◆ Objective:
Return all lines below containing the word "these".

◆ Material supplied:
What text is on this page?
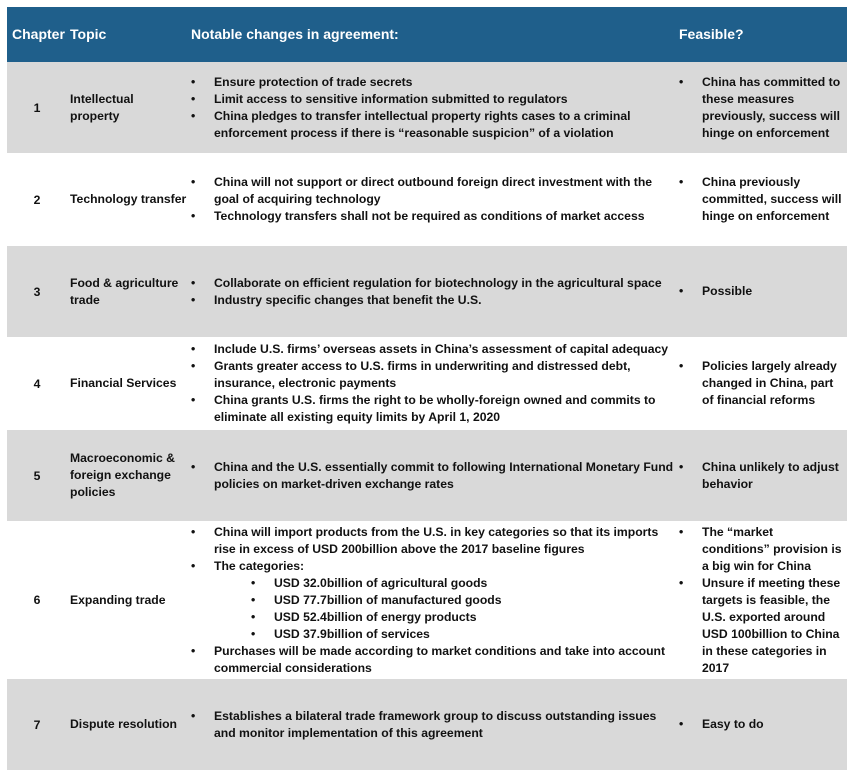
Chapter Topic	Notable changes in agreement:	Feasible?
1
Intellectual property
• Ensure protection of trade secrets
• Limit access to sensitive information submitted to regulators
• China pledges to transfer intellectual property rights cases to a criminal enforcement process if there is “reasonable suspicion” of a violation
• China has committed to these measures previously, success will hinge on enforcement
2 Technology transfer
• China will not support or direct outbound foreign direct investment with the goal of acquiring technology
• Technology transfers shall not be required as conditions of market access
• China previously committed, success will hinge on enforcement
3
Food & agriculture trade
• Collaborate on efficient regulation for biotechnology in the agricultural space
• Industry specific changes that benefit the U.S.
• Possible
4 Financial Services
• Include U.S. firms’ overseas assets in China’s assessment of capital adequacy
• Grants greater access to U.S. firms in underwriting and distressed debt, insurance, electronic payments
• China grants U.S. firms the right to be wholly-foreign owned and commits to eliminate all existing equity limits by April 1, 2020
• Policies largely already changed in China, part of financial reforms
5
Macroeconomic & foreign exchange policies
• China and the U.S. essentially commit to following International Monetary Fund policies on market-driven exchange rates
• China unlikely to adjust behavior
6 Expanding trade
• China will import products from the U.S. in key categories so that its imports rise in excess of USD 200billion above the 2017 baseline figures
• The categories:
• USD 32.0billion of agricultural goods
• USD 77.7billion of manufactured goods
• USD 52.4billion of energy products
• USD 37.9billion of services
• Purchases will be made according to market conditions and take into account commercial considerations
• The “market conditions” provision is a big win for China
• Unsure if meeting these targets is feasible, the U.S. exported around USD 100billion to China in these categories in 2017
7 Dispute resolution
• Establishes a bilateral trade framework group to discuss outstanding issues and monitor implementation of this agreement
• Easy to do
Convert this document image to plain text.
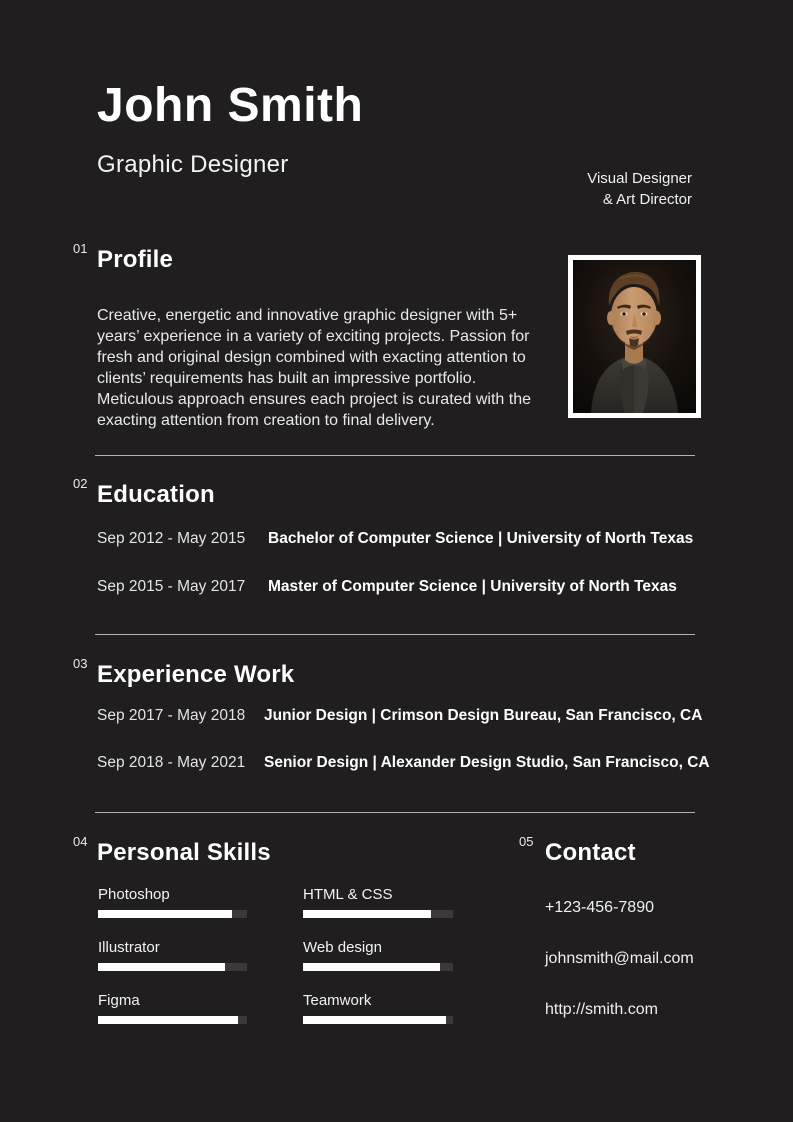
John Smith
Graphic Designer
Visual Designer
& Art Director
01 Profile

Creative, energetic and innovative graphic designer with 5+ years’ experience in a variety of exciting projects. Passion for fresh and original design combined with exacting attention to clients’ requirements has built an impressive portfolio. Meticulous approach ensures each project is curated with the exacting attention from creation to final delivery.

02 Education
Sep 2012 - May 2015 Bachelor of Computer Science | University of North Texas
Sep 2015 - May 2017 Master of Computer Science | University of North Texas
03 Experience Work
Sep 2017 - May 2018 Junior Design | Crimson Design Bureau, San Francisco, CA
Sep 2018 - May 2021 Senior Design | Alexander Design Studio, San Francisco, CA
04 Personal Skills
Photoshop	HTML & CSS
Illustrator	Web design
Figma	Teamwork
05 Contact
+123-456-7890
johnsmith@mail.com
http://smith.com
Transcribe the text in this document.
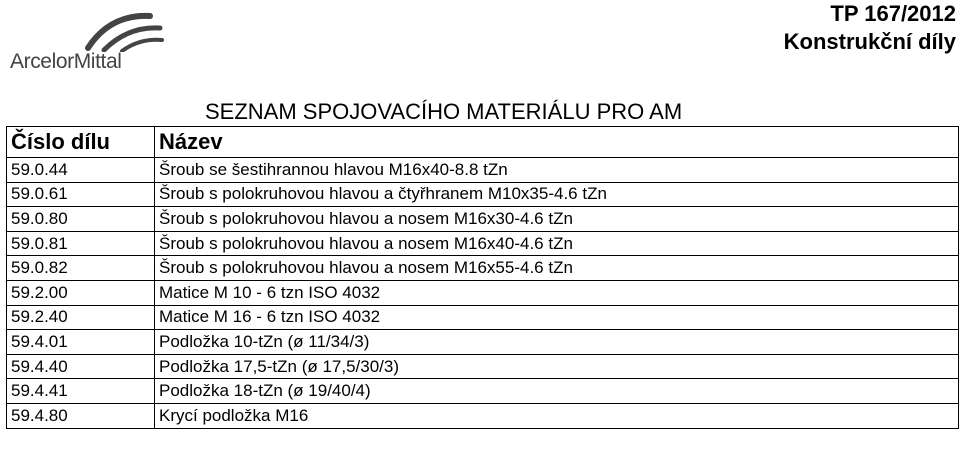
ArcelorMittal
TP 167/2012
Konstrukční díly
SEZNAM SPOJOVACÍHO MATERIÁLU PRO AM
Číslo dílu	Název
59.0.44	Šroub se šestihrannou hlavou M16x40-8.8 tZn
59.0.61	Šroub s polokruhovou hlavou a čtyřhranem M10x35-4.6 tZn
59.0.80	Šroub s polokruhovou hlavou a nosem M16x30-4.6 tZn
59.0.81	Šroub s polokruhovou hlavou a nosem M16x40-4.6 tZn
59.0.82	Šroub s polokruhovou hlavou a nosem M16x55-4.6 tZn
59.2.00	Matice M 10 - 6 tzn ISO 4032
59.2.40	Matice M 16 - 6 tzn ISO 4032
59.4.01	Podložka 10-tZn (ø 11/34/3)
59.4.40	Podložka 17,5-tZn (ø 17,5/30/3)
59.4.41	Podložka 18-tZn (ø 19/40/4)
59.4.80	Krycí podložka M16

◆ Task response:
• China has committed to these measures previously, success will hinge on enforcement
• Unsure if meeting these targets is feasible, the U.S. exported around USD 100billion to China in these categories in 2017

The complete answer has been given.